— Begin DATA RECORDS —
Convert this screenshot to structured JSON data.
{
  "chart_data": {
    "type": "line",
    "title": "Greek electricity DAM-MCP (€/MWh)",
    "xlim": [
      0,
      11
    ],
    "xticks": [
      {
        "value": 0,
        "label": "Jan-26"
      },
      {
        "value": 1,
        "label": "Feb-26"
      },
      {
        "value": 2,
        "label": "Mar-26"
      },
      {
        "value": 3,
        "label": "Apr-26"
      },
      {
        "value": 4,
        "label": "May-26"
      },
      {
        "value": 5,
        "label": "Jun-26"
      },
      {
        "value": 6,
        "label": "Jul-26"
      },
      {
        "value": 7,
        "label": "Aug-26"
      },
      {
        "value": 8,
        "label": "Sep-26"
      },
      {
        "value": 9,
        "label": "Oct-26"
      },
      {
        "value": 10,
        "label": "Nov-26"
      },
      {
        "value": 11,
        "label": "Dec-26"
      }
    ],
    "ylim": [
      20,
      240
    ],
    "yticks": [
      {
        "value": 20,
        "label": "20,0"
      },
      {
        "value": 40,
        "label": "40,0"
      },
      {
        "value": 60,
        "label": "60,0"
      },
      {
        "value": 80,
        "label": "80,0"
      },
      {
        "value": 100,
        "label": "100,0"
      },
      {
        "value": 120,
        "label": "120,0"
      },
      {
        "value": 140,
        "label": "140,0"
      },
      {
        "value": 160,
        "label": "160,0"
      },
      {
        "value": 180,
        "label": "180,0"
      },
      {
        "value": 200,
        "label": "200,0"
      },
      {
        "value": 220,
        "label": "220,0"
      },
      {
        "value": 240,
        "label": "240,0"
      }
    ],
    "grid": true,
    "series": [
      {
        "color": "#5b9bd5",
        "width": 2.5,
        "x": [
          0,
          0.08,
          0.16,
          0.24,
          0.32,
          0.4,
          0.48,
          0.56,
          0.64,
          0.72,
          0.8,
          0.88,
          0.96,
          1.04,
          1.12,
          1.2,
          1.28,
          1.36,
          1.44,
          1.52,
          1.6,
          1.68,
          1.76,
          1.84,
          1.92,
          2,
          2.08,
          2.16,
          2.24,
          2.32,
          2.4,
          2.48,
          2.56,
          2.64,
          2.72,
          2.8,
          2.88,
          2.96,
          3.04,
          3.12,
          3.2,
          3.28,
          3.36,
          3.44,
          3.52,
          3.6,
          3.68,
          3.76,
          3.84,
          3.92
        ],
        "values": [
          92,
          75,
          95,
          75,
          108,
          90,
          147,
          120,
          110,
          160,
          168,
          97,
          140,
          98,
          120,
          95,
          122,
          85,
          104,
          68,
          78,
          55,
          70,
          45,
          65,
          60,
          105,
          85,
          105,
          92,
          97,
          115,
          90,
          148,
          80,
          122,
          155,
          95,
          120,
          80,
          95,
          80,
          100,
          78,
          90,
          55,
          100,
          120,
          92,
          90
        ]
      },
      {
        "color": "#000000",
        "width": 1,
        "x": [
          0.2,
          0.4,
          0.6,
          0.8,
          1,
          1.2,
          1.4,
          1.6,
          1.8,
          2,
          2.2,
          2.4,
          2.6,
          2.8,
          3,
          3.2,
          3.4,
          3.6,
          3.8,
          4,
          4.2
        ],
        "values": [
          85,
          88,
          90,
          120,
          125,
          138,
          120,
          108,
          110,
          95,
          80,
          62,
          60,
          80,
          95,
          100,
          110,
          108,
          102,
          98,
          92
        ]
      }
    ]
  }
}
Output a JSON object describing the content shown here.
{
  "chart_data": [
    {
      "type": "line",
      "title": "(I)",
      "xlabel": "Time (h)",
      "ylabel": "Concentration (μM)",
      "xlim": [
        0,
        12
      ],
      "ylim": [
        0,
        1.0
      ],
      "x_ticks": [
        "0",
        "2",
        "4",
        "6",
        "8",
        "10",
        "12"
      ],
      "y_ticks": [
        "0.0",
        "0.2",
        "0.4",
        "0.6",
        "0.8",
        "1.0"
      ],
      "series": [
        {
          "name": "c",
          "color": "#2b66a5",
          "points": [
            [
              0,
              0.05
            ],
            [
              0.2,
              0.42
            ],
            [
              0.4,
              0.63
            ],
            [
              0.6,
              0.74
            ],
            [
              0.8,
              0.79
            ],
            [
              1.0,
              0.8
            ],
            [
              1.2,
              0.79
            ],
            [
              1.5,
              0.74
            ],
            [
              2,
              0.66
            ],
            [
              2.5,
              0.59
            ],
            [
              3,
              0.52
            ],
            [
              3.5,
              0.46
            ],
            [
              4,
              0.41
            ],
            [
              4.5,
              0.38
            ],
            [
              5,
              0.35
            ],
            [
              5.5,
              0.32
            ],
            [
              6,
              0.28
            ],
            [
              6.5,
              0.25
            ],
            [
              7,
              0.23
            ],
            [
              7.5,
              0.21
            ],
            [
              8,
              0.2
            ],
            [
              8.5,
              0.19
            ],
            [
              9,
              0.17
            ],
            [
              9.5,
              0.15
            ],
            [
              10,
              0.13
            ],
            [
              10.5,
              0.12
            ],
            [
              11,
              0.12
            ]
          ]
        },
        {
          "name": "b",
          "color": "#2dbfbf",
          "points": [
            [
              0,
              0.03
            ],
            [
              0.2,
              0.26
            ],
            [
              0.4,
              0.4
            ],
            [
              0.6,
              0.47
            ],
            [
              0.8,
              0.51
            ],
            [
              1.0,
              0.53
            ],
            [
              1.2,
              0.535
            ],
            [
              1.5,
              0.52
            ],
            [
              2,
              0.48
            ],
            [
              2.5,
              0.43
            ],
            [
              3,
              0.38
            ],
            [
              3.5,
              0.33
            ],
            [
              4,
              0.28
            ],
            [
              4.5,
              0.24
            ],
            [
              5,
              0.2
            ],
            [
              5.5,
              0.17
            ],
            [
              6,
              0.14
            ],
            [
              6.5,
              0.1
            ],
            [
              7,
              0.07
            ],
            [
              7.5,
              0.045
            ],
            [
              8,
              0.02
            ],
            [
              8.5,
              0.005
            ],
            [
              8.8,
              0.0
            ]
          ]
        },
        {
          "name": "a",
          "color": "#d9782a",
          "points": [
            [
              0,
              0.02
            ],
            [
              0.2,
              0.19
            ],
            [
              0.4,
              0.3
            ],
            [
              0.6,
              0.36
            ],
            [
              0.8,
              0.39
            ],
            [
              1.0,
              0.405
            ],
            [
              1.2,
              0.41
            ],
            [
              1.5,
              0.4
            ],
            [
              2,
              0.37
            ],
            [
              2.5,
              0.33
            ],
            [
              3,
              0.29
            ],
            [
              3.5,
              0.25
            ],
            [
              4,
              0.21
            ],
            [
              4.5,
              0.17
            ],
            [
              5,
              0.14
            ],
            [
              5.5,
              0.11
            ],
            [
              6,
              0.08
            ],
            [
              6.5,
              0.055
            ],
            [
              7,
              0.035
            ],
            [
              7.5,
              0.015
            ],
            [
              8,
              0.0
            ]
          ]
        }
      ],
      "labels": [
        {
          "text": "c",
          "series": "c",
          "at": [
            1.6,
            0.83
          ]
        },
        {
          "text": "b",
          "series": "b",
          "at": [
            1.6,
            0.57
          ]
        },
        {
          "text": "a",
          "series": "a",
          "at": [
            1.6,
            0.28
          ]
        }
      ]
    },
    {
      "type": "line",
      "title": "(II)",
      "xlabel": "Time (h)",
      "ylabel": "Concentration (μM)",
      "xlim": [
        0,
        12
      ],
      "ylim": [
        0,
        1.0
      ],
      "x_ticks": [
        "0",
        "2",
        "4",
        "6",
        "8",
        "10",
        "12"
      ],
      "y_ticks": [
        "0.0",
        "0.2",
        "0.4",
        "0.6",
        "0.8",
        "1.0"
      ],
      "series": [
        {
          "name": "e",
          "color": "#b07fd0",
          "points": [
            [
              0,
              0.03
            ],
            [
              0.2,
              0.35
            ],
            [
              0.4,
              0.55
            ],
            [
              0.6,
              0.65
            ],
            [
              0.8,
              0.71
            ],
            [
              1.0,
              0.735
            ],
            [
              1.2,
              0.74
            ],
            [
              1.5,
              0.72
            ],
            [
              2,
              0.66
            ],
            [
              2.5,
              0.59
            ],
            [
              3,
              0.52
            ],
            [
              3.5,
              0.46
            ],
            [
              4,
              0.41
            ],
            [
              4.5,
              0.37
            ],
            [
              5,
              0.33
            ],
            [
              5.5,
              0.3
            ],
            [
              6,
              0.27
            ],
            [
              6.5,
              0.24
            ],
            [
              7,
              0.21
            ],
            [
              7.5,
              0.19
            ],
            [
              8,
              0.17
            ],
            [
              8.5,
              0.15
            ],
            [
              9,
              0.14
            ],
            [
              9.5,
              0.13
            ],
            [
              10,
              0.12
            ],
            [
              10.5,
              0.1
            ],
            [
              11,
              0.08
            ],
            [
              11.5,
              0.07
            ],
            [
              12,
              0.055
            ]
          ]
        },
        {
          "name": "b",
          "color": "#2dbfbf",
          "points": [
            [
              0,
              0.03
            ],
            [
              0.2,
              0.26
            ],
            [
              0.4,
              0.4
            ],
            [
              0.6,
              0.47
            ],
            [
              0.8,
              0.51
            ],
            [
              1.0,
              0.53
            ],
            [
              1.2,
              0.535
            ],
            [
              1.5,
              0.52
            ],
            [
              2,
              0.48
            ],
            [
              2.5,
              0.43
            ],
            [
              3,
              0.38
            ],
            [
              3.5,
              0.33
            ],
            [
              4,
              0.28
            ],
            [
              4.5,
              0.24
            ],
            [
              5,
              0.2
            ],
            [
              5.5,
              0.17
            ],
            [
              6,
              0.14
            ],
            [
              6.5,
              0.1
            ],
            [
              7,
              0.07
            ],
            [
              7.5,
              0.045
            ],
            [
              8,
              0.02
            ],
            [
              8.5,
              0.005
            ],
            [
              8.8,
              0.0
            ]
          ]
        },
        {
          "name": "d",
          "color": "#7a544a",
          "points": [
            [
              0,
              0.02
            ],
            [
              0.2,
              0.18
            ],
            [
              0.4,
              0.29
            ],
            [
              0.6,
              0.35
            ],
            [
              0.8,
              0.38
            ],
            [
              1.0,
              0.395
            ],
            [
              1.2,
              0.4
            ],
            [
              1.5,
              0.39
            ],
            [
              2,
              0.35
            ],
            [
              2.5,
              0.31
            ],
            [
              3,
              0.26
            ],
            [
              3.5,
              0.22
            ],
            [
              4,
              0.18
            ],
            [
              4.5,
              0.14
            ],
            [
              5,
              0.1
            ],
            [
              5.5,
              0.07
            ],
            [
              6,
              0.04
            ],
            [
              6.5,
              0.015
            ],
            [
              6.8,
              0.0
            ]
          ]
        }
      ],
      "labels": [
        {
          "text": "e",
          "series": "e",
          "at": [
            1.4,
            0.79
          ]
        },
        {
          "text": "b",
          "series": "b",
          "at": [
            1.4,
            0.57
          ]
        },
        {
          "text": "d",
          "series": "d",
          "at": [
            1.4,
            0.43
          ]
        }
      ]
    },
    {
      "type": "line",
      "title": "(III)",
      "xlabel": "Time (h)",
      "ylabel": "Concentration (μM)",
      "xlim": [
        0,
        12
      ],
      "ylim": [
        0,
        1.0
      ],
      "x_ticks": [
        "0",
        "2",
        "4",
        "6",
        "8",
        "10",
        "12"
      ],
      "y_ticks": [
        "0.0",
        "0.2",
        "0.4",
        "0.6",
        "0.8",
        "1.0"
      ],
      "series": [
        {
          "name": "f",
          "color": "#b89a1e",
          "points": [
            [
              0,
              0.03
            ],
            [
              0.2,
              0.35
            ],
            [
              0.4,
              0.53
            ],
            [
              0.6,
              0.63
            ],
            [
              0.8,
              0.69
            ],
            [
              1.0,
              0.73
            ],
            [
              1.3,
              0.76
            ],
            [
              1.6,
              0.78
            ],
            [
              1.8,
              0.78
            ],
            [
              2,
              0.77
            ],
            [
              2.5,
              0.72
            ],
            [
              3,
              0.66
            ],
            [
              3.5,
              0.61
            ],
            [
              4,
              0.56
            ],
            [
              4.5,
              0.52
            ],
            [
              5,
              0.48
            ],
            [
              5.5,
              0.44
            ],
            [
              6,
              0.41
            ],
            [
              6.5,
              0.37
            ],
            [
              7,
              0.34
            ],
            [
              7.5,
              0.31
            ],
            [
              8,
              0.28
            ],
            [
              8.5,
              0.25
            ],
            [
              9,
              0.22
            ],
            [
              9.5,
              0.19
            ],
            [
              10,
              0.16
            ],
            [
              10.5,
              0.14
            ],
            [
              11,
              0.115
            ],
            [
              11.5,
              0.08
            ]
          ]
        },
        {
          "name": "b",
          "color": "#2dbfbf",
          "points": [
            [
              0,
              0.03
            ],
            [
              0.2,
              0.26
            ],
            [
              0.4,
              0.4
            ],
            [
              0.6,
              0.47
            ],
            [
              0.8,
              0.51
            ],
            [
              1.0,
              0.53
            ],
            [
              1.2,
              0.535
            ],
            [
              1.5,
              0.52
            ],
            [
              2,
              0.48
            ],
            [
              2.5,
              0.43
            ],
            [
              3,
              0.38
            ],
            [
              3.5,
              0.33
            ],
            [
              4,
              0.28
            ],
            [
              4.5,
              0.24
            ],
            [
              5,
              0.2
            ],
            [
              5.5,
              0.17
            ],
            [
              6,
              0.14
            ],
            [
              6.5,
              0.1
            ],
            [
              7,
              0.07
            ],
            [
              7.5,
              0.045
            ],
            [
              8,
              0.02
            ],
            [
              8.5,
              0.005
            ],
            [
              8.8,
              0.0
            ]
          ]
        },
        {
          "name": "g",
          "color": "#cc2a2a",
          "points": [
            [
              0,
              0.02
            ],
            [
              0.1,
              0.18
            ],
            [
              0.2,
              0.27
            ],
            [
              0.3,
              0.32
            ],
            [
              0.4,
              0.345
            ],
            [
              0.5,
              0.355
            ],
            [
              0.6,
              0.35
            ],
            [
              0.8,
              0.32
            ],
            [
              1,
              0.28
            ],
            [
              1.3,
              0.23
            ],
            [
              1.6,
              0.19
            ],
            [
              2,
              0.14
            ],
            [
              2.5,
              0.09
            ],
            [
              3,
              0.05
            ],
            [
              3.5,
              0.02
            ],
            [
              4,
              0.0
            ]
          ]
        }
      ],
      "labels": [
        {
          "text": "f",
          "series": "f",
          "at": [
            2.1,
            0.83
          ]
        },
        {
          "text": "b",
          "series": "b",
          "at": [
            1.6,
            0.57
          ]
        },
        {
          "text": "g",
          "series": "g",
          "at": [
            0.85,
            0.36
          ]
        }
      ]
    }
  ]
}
— End DATA RECORDS —
* WRITTEN INSTRUCTION
Among the lines of the data above, count those holding "color" and state only the number.

* THE RESPONSE
11